[Exercise material]

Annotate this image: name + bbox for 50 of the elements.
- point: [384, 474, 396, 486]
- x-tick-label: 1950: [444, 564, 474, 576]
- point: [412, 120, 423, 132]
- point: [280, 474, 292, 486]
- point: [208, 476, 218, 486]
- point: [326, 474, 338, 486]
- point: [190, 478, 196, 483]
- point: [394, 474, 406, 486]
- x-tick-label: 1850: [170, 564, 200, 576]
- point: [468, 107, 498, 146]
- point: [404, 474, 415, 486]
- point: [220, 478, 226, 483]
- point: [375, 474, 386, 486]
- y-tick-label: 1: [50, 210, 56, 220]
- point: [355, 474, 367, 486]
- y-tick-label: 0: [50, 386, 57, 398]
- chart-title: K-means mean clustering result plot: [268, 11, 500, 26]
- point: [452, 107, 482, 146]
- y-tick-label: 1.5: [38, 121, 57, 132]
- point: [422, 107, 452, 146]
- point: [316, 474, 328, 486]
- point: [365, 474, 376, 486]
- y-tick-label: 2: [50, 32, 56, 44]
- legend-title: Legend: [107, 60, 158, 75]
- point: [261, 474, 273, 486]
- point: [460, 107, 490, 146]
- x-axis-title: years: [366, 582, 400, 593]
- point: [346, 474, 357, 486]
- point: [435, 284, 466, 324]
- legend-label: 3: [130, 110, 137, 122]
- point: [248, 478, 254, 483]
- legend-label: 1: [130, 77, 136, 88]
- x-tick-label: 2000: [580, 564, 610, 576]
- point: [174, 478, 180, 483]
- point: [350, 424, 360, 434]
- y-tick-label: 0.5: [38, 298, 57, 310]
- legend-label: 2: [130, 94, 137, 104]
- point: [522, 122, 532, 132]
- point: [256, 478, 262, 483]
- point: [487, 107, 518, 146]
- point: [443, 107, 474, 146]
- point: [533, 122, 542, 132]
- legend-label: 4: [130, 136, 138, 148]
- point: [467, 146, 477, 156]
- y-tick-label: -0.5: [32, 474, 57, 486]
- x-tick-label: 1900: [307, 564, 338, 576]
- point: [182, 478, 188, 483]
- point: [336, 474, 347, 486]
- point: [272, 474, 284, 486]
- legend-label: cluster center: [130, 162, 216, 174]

[What you will do]
Reproduce all of the lines above, swapping "cluster center" for "centroid" and leaving everything else unchanged.

[Correct result]
Annotate this image: name + bbox for 50 of the elements.
- point: [384, 474, 396, 486]
- x-tick-label: 1950: [444, 564, 474, 576]
- point: [412, 120, 423, 132]
- point: [280, 474, 292, 486]
- point: [208, 476, 218, 486]
- point: [326, 474, 338, 486]
- point: [190, 478, 196, 483]
- point: [394, 474, 406, 486]
- x-tick-label: 1850: [170, 564, 200, 576]
- point: [468, 107, 498, 146]
- point: [404, 474, 415, 486]
- point: [220, 478, 226, 483]
- point: [375, 474, 386, 486]
- y-tick-label: 1: [50, 210, 56, 220]
- point: [355, 474, 367, 486]
- y-tick-label: 0: [50, 386, 57, 398]
- chart-title: K-means mean clustering result plot: [268, 11, 500, 26]
- point: [452, 107, 482, 146]
- y-tick-label: 1.5: [38, 121, 57, 132]
- point: [422, 107, 452, 146]
- point: [316, 474, 328, 486]
- point: [365, 474, 376, 486]
- y-tick-label: 2: [50, 32, 56, 44]
- legend-title: Legend: [107, 60, 158, 75]
- point: [261, 474, 273, 486]
- point: [460, 107, 490, 146]
- x-axis-title: years: [366, 582, 400, 593]
- point: [346, 474, 357, 486]
- point: [435, 284, 466, 324]
- legend-label: 3: [130, 110, 137, 122]
- point: [248, 478, 254, 483]
- legend-label: 1: [130, 77, 136, 88]
- x-tick-label: 2000: [580, 564, 610, 576]
- point: [174, 478, 180, 483]
- point: [350, 424, 360, 434]
- y-tick-label: 0.5: [38, 298, 57, 310]
- legend-label: 2: [130, 94, 137, 104]
- point: [522, 122, 532, 132]
- point: [256, 478, 262, 483]
- point: [487, 107, 518, 146]
- point: [443, 107, 474, 146]
- point: [533, 122, 542, 132]
- legend-label: 4: [130, 136, 138, 148]
- point: [467, 146, 477, 156]
- y-tick-label: -0.5: [32, 474, 57, 486]
- x-tick-label: 1900: [307, 564, 338, 576]
- point: [182, 478, 188, 483]
- point: [336, 474, 347, 486]
- point: [272, 474, 284, 486]
- legend-label: centroid: [130, 162, 216, 174]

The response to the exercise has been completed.